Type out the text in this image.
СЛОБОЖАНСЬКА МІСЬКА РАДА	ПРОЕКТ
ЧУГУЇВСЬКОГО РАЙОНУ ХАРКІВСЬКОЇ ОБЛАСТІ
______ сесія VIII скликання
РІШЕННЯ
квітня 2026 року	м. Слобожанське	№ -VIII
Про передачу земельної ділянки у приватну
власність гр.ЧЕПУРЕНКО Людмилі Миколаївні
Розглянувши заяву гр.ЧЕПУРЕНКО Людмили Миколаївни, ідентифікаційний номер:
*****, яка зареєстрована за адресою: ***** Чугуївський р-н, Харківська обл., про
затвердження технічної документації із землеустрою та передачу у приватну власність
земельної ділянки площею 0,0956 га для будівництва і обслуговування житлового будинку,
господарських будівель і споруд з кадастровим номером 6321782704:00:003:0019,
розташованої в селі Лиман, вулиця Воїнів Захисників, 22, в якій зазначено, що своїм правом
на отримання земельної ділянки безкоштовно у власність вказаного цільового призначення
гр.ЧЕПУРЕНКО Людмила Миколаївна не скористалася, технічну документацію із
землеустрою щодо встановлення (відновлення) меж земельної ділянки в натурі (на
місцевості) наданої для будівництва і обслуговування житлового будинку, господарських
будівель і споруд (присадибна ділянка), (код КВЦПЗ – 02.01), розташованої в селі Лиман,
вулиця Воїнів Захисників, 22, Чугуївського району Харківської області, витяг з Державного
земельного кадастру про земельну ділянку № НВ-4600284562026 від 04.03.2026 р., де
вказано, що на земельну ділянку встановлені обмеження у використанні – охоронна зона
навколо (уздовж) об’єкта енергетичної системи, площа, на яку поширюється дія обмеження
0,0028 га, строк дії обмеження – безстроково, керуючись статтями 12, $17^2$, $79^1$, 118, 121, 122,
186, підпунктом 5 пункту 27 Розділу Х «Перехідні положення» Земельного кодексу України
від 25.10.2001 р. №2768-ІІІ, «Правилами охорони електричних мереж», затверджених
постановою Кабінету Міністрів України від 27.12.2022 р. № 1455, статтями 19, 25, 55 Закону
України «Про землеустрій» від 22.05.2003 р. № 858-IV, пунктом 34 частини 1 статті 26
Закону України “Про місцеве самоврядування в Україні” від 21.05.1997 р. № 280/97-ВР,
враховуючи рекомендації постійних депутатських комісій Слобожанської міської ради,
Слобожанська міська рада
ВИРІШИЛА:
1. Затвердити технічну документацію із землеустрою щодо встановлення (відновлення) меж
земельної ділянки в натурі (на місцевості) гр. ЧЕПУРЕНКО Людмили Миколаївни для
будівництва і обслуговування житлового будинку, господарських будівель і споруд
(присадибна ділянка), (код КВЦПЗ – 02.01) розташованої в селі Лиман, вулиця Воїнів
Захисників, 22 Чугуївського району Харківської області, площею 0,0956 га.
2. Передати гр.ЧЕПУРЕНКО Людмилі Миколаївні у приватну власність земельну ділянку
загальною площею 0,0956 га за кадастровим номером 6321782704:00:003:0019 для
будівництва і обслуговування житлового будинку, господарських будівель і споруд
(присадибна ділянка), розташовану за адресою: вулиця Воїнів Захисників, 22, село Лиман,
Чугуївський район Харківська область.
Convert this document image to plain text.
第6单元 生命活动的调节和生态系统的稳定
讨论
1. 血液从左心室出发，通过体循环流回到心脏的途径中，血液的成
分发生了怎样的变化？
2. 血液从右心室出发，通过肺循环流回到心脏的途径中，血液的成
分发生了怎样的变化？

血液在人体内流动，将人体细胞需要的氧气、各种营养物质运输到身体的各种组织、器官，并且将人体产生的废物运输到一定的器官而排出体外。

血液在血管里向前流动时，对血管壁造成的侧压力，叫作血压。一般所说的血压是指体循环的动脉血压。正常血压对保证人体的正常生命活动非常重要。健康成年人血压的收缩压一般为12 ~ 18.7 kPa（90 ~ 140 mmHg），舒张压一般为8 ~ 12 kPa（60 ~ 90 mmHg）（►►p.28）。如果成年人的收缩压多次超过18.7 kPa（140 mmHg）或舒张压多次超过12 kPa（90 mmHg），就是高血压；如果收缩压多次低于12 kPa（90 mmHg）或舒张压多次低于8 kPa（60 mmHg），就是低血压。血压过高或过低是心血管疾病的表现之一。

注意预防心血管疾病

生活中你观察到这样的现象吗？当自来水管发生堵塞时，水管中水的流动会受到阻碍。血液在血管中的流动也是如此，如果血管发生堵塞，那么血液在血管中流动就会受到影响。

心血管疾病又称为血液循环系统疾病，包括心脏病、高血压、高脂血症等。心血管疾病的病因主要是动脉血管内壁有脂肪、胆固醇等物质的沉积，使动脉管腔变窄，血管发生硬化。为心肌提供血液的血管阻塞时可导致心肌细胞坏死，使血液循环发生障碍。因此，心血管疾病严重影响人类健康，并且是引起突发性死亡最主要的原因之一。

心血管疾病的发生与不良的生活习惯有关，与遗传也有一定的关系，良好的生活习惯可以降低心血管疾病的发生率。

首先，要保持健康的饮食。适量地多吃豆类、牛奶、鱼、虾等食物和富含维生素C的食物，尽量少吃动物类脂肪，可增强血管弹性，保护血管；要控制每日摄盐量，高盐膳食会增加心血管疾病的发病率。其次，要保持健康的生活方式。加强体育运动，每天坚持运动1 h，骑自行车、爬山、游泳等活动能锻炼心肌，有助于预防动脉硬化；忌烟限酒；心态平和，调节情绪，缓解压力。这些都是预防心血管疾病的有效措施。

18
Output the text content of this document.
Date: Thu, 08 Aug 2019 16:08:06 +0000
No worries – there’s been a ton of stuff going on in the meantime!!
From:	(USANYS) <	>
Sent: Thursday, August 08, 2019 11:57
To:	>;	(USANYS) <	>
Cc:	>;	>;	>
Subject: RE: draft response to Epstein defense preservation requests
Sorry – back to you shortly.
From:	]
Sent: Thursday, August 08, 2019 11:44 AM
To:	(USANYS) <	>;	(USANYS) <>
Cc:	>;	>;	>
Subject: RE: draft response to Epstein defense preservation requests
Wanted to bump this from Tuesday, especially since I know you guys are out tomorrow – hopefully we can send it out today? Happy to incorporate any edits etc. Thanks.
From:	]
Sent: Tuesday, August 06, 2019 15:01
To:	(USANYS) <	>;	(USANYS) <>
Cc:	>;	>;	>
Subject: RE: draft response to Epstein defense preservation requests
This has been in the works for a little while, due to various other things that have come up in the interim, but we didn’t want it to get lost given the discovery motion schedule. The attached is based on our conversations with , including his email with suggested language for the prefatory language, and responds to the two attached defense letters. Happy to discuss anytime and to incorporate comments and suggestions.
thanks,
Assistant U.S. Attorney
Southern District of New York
★ ★ ★ ★ ★ ★ ★
Write the data back out verbatim.

→ Response to this task
Type out the text in this image.
СЛОБОЖАНСЬКА МІСЬКА РАДА	ПРОЕКТ
ЧУГУЇВСЬКОГО РАЙОНУ ХАРКІВСЬКОЇ ОБЛАСТІ
______ сесія VIII скликання
РІШЕННЯ
квітня 2026 року	м. Слобожанське	№ -VIII
Про передачу земельної ділянки у приватну
власність гр.ЧЕПУРЕНКО Людмилі Миколаївні
Розглянувши заяву гр.ЧЕПУРЕНКО Людмили Миколаївни, ідентифікаційний номер:
*****, яка зареєстрована за адресою: ***** Чугуївський р-н, Харківська обл., про
затвердження технічної документації із землеустрою та передачу у приватну власність
земельної ділянки площею 0,0956 га для будівництва і обслуговування житлового будинку,
господарських будівель і споруд з кадастровим номером 6321782704:00:003:0019,
розташованої в селі Лиман, вулиця Воїнів Захисників, 22, в якій зазначено, що своїм правом
на отримання земельної ділянки безкоштовно у власність вказаного цільового призначення
гр.ЧЕПУРЕНКО Людмила Миколаївна не скористалася, технічну документацію із
землеустрою щодо встановлення (відновлення) меж земельної ділянки в натурі (на
місцевості) наданої для будівництва і обслуговування житлового будинку, господарських
будівель і споруд (присадибна ділянка), (код КВЦПЗ – 02.01), розташованої в селі Лиман,
вулиця Воїнів Захисників, 22, Чугуївського району Харківської області, витяг з Державного
земельного кадастру про земельну ділянку № НВ-4600284562026 від 04.03.2026 р., де
вказано, що на земельну ділянку встановлені обмеження у використанні – охоронна зона
навколо (уздовж) об’єкта енергетичної системи, площа, на яку поширюється дія обмеження
0,0028 га, строк дії обмеження – безстроково, керуючись статтями 12, $17^2$, $79^1$, 118, 121, 122,
186, підпунктом 5 пункту 27 Розділу Х «Перехідні положення» Земельного кодексу України
від 25.10.2001 р. №2768-ІІІ, «Правилами охорони електричних мереж», затверджених
постановою Кабінету Міністрів України від 27.12.2022 р. № 1455, статтями 19, 25, 55 Закону
України «Про землеустрій» від 22.05.2003 р. № 858-IV, пунктом 34 частини 1 статті 26
Закону України “Про місцеве самоврядування в Україні” від 21.05.1997 р. № 280/97-ВР,
враховуючи рекомендації постійних депутатських комісій Слобожанської міської ради,
Слобожанська міська рада
ВИРІШИЛА:
1. Затвердити технічну документацію із землеустрою щодо встановлення (відновлення) меж
земельної ділянки в натурі (на місцевості) гр. ЧЕПУРЕНКО Людмили Миколаївни для
будівництва і обслуговування житлового будинку, господарських будівель і споруд
(присадибна ділянка), (код КВЦПЗ – 02.01) розташованої в селі Лиман, вулиця Воїнів
Захисників, 22 Чугуївського району Харківської області, площею 0,0956 га.
2. Передати гр.ЧЕПУРЕНКО Людмилі Миколаївні у приватну власність земельну ділянку
загальною площею 0,0956 га за кадастровим номером 6321782704:00:003:0019 для
будівництва і обслуговування житлового будинку, господарських будівель і споруд
(присадибна ділянка), розташовану за адресою: вулиця Воїнів Захисників, 22, село Лиман,
Чугуївський район Харківська область.
Convert this document image to plain text.
第6单元 生命活动的调节和生态系统的稳定
讨论
1. 血液从左心室出发，通过体循环流回到心脏的途径中，血液的成
分发生了怎样的变化？
2. 血液从右心室出发，通过肺循环流回到心脏的途径中，血液的成
分发生了怎样的变化？

血液在人体内流动，将人体细胞需要的氧气、各种营养物质运输到身体的各种组织、器官，并且将人体产生的废物运输到一定的器官而排出体外。

血液在血管里向前流动时，对血管壁造成的侧压力，叫作血压。一般所说的血压是指体循环的动脉血压。正常血压对保证人体的正常生命活动非常重要。健康成年人血压的收缩压一般为12 ~ 18.7 kPa（90 ~ 140 mmHg），舒张压一般为8 ~ 12 kPa（60 ~ 90 mmHg）（►►p.28）。如果成年人的收缩压多次超过18.7 kPa（140 mmHg）或舒张压多次超过12 kPa（90 mmHg），就是高血压；如果收缩压多次低于12 kPa（90 mmHg）或舒张压多次低于8 kPa（60 mmHg），就是低血压。血压过高或过低是心血管疾病的表现之一。

注意预防心血管疾病

生活中你观察到这样的现象吗？当自来水管发生堵塞时，水管中水的流动会受到阻碍。血液在血管中的流动也是如此，如果血管发生堵塞，那么血液在血管中流动就会受到影响。

心血管疾病又称为血液循环系统疾病，包括心脏病、高血压、高脂血症等。心血管疾病的病因主要是动脉血管内壁有脂肪、胆固醇等物质的沉积，使动脉管腔变窄，血管发生硬化。为心肌提供血液的血管阻塞时可导致心肌细胞坏死，使血液循环发生障碍。因此，心血管疾病严重影响人类健康，并且是引起突发性死亡最主要的原因之一。

心血管疾病的发生与不良的生活习惯有关，与遗传也有一定的关系，良好的生活习惯可以降低心血管疾病的发生率。

首先，要保持健康的饮食。适量地多吃豆类、牛奶、鱼、虾等食物和富含维生素C的食物，尽量少吃动物类脂肪，可增强血管弹性，保护血管；要控制每日摄盐量，高盐膳食会增加心血管疾病的发病率。其次，要保持健康的生活方式。加强体育运动，每天坚持运动1 h，骑自行车、爬山、游泳等活动能锻炼心肌，有助于预防动脉硬化；忌烟限酒；心态平和，调节情绪，缓解压力。这些都是预防心血管疾病的有效措施。

18
Output the text content of this document.
Date: Thu, 08 Aug 2019 16:08:06 +0000
No worries – there’s been a ton of stuff going on in the meantime!!
From:	(USANYS) <	>
Sent: Thursday, August 08, 2019 11:57
To:	>;	(USANYS) <	>
Cc:	>;	>;	>
Subject: RE: draft response to Epstein defense preservation requests
Sorry – back to you shortly.
From:	]
Sent: Thursday, August 08, 2019 11:44 AM
To:	(USANYS) <	>;	(USANYS) <>
Cc:	>;	>;	>
Subject: RE: draft response to Epstein defense preservation requests
Wanted to bump this from Tuesday, especially since I know you guys are out tomorrow – hopefully we can send it out today? Happy to incorporate any edits etc. Thanks.
From:	]
Sent: Tuesday, August 06, 2019 15:01
To:	(USANYS) <	>;	(USANYS) <>
Cc:	>;	>;	>
Subject: RE: draft response to Epstein defense preservation requests
This has been in the works for a little while, due to various other things that have come up in the interim, but we didn’t want it to get lost given the discovery motion schedule. The attached is based on our conversations with , including his email with suggested language for the prefatory language, and responds to the two attached defense letters. Happy to discuss anytime and to incorporate comments and suggestions.
thanks,
Assistant U.S. Attorney
Southern District of New York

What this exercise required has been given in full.